▶ [Requirement]:
Copy each line exactly.

▶ [Task inputs]:
++++++++++

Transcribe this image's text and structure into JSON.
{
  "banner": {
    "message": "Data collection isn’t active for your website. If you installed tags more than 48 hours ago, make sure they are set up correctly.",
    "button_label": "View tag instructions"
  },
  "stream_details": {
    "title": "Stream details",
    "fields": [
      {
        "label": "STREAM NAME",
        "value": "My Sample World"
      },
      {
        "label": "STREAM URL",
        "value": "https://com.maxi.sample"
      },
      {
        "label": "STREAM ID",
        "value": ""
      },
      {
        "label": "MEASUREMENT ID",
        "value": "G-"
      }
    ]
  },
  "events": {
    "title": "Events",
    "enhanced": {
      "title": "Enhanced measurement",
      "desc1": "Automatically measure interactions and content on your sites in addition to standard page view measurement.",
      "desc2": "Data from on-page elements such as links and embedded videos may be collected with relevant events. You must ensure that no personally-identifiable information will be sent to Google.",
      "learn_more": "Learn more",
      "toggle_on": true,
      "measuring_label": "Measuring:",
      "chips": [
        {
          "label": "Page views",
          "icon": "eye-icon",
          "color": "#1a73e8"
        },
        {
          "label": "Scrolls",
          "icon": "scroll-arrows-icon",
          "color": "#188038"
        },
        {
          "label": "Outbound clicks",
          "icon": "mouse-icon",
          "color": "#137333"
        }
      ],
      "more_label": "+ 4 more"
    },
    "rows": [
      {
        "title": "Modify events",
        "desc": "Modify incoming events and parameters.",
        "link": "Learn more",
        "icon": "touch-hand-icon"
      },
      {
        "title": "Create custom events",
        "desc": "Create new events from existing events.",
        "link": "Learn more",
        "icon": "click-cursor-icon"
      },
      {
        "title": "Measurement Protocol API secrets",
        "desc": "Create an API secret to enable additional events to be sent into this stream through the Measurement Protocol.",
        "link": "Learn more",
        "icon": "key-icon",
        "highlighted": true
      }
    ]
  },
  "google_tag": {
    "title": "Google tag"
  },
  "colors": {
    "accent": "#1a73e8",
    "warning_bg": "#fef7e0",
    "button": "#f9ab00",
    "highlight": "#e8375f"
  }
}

++++++++++

▶ [Correct output]:
Transcribe this image's text and structure into JSON.
{
  "banner": {
    "message": "Data collection isn’t active for your website. If you installed tags more than 48 hours ago, make sure they are set up correctly.",
    "button_label": "View tag instructions"
  },
  "stream_details": {
    "title": "Stream details",
    "fields": [
      {
        "label": "STREAM NAME",
        "value": "My Sample World"
      },
      {
        "label": "STREAM URL",
        "value": "https://com.maxi.sample"
      },
      {
        "label": "STREAM ID",
        "value": ""
      },
      {
        "label": "MEASUREMENT ID",
        "value": "G-"
      }
    ]
  },
  "events": {
    "title": "Events",
    "enhanced": {
      "title": "Enhanced measurement",
      "desc1": "Automatically measure interactions and content on your sites in addition to standard page view measurement.",
      "desc2": "Data from on-page elements such as links and embedded videos may be collected with relevant events. You must ensure that no personally-identifiable information will be sent to Google.",
      "learn_more": "Learn more",
      "toggle_on": true,
      "measuring_label": "Measuring:",
      "chips": [
        {
          "label": "Page views",
          "icon": "eye-icon",
          "color": "#1a73e8"
        },
        {
          "label": "Scrolls",
          "icon": "scroll-arrows-icon",
          "color": "#188038"
        },
        {
          "label": "Outbound clicks",
          "icon": "mouse-icon",
          "color": "#137333"
        }
      ],
      "more_label": "+ 4 more"
    },
    "rows": [
      {
        "title": "Modify events",
        "desc": "Modify incoming events and parameters.",
        "link": "Learn more",
        "icon": "touch-hand-icon"
      },
      {
        "title": "Create custom events",
        "desc": "Create new events from existing events.",
        "link": "Learn more",
        "icon": "click-cursor-icon"
      },
      {
        "title": "Measurement Protocol API secrets",
        "desc": "Create an API secret to enable additional events to be sent into this stream through the Measurement Protocol.",
        "link": "Learn more",
        "icon": "key-icon",
        "highlighted": true
      }
    ]
  },
  "google_tag": {
    "title": "Google tag"
  },
  "colors": {
    "accent": "#1a73e8",
    "warning_bg": "#fef7e0",
    "button": "#f9ab00",
    "highlight": "#e8375f"
  }
}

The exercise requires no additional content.